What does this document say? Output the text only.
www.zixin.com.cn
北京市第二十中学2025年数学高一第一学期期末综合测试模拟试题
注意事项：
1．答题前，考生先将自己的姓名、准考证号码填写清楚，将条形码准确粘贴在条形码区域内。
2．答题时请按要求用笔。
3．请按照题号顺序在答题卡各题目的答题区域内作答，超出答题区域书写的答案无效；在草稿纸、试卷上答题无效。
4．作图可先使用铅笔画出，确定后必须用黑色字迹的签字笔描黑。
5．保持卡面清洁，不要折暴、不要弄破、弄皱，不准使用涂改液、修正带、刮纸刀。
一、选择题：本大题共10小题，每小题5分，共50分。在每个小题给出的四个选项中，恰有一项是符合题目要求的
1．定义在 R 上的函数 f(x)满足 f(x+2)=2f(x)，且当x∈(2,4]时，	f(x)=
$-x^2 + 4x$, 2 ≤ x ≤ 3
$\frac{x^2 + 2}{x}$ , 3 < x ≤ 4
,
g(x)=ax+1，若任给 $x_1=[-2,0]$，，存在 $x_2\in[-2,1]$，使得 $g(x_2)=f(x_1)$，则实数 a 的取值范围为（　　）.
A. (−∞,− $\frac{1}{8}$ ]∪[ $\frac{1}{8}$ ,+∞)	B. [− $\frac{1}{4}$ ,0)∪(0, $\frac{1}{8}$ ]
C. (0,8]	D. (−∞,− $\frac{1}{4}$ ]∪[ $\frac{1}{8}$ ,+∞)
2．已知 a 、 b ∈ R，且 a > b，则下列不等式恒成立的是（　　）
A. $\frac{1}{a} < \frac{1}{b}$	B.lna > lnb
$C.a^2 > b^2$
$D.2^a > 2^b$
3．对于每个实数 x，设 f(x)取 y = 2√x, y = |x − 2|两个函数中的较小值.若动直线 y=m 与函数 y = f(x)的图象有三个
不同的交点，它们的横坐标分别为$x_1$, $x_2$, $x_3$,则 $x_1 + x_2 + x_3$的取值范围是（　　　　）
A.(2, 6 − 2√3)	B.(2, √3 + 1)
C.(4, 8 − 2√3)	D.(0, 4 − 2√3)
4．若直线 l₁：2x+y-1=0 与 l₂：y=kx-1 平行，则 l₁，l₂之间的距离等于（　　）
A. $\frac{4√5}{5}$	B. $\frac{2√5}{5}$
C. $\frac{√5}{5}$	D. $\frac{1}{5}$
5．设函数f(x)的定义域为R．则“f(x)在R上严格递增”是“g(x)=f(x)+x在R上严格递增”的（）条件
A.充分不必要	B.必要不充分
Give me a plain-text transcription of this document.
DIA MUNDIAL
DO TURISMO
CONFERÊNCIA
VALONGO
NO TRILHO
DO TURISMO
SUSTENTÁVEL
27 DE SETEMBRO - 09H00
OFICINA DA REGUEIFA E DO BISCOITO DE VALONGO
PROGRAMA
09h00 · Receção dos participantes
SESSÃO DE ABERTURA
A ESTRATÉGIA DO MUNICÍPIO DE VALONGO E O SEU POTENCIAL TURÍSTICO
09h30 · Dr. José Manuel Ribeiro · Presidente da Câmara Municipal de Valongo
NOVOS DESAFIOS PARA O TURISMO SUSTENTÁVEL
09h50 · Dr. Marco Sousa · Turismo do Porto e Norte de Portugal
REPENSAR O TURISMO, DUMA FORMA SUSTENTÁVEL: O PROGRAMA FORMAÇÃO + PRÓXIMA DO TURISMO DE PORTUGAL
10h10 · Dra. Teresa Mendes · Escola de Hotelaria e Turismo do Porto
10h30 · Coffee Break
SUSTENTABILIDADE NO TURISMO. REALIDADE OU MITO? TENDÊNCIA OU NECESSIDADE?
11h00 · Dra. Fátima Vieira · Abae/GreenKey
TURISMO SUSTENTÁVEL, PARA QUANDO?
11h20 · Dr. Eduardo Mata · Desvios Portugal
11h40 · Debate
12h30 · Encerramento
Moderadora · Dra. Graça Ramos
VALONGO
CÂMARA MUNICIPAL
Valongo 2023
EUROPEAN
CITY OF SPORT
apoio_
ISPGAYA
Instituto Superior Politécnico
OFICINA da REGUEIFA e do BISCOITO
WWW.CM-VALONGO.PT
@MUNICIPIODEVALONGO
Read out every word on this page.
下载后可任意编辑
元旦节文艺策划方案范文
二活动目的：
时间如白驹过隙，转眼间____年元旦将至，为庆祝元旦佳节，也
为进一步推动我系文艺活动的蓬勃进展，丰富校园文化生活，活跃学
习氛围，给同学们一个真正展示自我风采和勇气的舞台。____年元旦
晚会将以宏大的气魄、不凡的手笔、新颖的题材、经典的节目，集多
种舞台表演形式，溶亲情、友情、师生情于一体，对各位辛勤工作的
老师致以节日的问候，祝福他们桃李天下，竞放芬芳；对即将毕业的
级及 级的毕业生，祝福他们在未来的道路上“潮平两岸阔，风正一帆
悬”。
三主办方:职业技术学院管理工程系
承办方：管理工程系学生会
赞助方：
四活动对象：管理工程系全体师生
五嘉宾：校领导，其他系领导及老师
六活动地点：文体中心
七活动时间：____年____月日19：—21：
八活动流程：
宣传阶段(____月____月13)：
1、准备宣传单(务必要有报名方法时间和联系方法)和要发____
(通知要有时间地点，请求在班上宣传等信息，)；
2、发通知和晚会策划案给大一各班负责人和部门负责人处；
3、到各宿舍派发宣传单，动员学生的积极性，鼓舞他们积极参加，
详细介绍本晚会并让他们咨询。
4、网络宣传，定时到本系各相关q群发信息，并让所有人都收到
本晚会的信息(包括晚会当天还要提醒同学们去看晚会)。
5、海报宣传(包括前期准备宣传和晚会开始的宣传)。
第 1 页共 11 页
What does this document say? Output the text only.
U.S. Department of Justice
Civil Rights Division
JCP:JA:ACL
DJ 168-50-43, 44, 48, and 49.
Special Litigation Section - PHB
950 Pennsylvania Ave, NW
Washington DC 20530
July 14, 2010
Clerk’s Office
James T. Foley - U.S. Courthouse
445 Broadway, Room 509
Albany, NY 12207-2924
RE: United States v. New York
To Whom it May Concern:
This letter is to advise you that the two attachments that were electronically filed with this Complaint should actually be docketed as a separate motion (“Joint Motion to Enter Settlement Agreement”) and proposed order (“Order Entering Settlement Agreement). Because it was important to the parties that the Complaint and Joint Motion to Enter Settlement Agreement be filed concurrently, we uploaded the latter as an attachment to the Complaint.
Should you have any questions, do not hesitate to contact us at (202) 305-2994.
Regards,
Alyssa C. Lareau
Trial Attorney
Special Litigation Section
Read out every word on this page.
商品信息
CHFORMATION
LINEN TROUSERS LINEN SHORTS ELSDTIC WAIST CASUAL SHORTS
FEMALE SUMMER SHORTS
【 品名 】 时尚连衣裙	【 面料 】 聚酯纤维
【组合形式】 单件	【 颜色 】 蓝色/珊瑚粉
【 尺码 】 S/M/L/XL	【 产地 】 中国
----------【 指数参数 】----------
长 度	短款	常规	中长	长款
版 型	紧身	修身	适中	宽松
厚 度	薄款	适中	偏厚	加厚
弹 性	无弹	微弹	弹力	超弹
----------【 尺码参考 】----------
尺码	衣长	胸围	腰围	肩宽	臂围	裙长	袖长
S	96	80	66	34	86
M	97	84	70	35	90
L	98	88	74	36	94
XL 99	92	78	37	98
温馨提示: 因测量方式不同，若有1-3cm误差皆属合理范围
********
- REQUIREMENT -
Copy out the full material exactly as it appears.

- THE REPLY -
What does this document say? Output the text only.
www.zixin.com.cn
北京市第二十中学2025年数学高一第一学期期末综合测试模拟试题
注意事项：
1．答题前，考生先将自己的姓名、准考证号码填写清楚，将条形码准确粘贴在条形码区域内。
2．答题时请按要求用笔。
3．请按照题号顺序在答题卡各题目的答题区域内作答，超出答题区域书写的答案无效；在草稿纸、试卷上答题无效。
4．作图可先使用铅笔画出，确定后必须用黑色字迹的签字笔描黑。
5．保持卡面清洁，不要折暴、不要弄破、弄皱，不准使用涂改液、修正带、刮纸刀。
一、选择题：本大题共10小题，每小题5分，共50分。在每个小题给出的四个选项中，恰有一项是符合题目要求的
1．定义在 R 上的函数 f(x)满足 f(x+2)=2f(x)，且当x∈(2,4]时，	f(x)=
$-x^2 + 4x$, 2 ≤ x ≤ 3
$\frac{x^2 + 2}{x}$ , 3 < x ≤ 4
,
g(x)=ax+1，若任给 $x_1=[-2,0]$，，存在 $x_2\in[-2,1]$，使得 $g(x_2)=f(x_1)$，则实数 a 的取值范围为（　　）.
A. (−∞,− $\frac{1}{8}$ ]∪[ $\frac{1}{8}$ ,+∞)	B. [− $\frac{1}{4}$ ,0)∪(0, $\frac{1}{8}$ ]
C. (0,8]	D. (−∞,− $\frac{1}{4}$ ]∪[ $\frac{1}{8}$ ,+∞)
2．已知 a 、 b ∈ R，且 a > b，则下列不等式恒成立的是（　　）
A. $\frac{1}{a} < \frac{1}{b}$	B.lna > lnb
$C.a^2 > b^2$
$D.2^a > 2^b$
3．对于每个实数 x，设 f(x)取 y = 2√x, y = |x − 2|两个函数中的较小值.若动直线 y=m 与函数 y = f(x)的图象有三个
不同的交点，它们的横坐标分别为$x_1$, $x_2$, $x_3$,则 $x_1 + x_2 + x_3$的取值范围是（　　　　）
A.(2, 6 − 2√3)	B.(2, √3 + 1)
C.(4, 8 − 2√3)	D.(0, 4 − 2√3)
4．若直线 l₁：2x+y-1=0 与 l₂：y=kx-1 平行，则 l₁，l₂之间的距离等于（　　）
A. $\frac{4√5}{5}$	B. $\frac{2√5}{5}$
C. $\frac{√5}{5}$	D. $\frac{1}{5}$
5．设函数f(x)的定义域为R．则“f(x)在R上严格递增”是“g(x)=f(x)+x在R上严格递增”的（）条件
A.充分不必要	B.必要不充分
Give me a plain-text transcription of this document.
DIA MUNDIAL
DO TURISMO
CONFERÊNCIA
VALONGO
NO TRILHO
DO TURISMO
SUSTENTÁVEL
27 DE SETEMBRO - 09H00
OFICINA DA REGUEIFA E DO BISCOITO DE VALONGO
PROGRAMA
09h00 · Receção dos participantes
SESSÃO DE ABERTURA
A ESTRATÉGIA DO MUNICÍPIO DE VALONGO E O SEU POTENCIAL TURÍSTICO
09h30 · Dr. José Manuel Ribeiro · Presidente da Câmara Municipal de Valongo
NOVOS DESAFIOS PARA O TURISMO SUSTENTÁVEL
09h50 · Dr. Marco Sousa · Turismo do Porto e Norte de Portugal
REPENSAR O TURISMO, DUMA FORMA SUSTENTÁVEL: O PROGRAMA FORMAÇÃO + PRÓXIMA DO TURISMO DE PORTUGAL
10h10 · Dra. Teresa Mendes · Escola de Hotelaria e Turismo do Porto
10h30 · Coffee Break
SUSTENTABILIDADE NO TURISMO. REALIDADE OU MITO? TENDÊNCIA OU NECESSIDADE?
11h00 · Dra. Fátima Vieira · Abae/GreenKey
TURISMO SUSTENTÁVEL, PARA QUANDO?
11h20 · Dr. Eduardo Mata · Desvios Portugal
11h40 · Debate
12h30 · Encerramento
Moderadora · Dra. Graça Ramos
VALONGO
CÂMARA MUNICIPAL
Valongo 2023
EUROPEAN
CITY OF SPORT
apoio_
ISPGAYA
Instituto Superior Politécnico
OFICINA da REGUEIFA e do BISCOITO
WWW.CM-VALONGO.PT
@MUNICIPIODEVALONGO
Read out every word on this page.
下载后可任意编辑
元旦节文艺策划方案范文
二活动目的：
时间如白驹过隙，转眼间____年元旦将至，为庆祝元旦佳节，也
为进一步推动我系文艺活动的蓬勃进展，丰富校园文化生活，活跃学
习氛围，给同学们一个真正展示自我风采和勇气的舞台。____年元旦
晚会将以宏大的气魄、不凡的手笔、新颖的题材、经典的节目，集多
种舞台表演形式，溶亲情、友情、师生情于一体，对各位辛勤工作的
老师致以节日的问候，祝福他们桃李天下，竞放芬芳；对即将毕业的
级及 级的毕业生，祝福他们在未来的道路上“潮平两岸阔，风正一帆
悬”。
三主办方:职业技术学院管理工程系
承办方：管理工程系学生会
赞助方：
四活动对象：管理工程系全体师生
五嘉宾：校领导，其他系领导及老师
六活动地点：文体中心
七活动时间：____年____月日19：—21：
八活动流程：
宣传阶段(____月____月13)：
1、准备宣传单(务必要有报名方法时间和联系方法)和要发____
(通知要有时间地点，请求在班上宣传等信息，)；
2、发通知和晚会策划案给大一各班负责人和部门负责人处；
3、到各宿舍派发宣传单，动员学生的积极性，鼓舞他们积极参加，
详细介绍本晚会并让他们咨询。
4、网络宣传，定时到本系各相关q群发信息，并让所有人都收到
本晚会的信息(包括晚会当天还要提醒同学们去看晚会)。
5、海报宣传(包括前期准备宣传和晚会开始的宣传)。
第 1 页共 11 页
What does this document say? Output the text only.
U.S. Department of Justice
Civil Rights Division
JCP:JA:ACL
DJ 168-50-43, 44, 48, and 49.
Special Litigation Section - PHB
950 Pennsylvania Ave, NW
Washington DC 20530
July 14, 2010
Clerk’s Office
James T. Foley - U.S. Courthouse
445 Broadway, Room 509
Albany, NY 12207-2924
RE: United States v. New York
To Whom it May Concern:
This letter is to advise you that the two attachments that were electronically filed with this Complaint should actually be docketed as a separate motion (“Joint Motion to Enter Settlement Agreement”) and proposed order (“Order Entering Settlement Agreement). Because it was important to the parties that the Complaint and Joint Motion to Enter Settlement Agreement be filed concurrently, we uploaded the latter as an attachment to the Complaint.
Should you have any questions, do not hesitate to contact us at (202) 305-2994.
Regards,
Alyssa C. Lareau
Trial Attorney
Special Litigation Section
Read out every word on this page.
商品信息
CHFORMATION
LINEN TROUSERS LINEN SHORTS ELSDTIC WAIST CASUAL SHORTS
FEMALE SUMMER SHORTS
【 品名 】 时尚连衣裙	【 面料 】 聚酯纤维
【组合形式】 单件	【 颜色 】 蓝色/珊瑚粉
【 尺码 】 S/M/L/XL	【 产地 】 中国
----------【 指数参数 】----------
长 度	短款	常规	中长	长款
版 型	紧身	修身	适中	宽松
厚 度	薄款	适中	偏厚	加厚
弹 性	无弹	微弹	弹力	超弹
----------【 尺码参考 】----------
尺码	衣长	胸围	腰围	肩宽	臂围	裙长	袖长
S	96	80	66	34	86
M	97	84	70	35	90
L	98	88	74	36	94
XL 99	92	78	37	98
温馨提示: 因测量方式不同，若有1-3cm误差皆属合理范围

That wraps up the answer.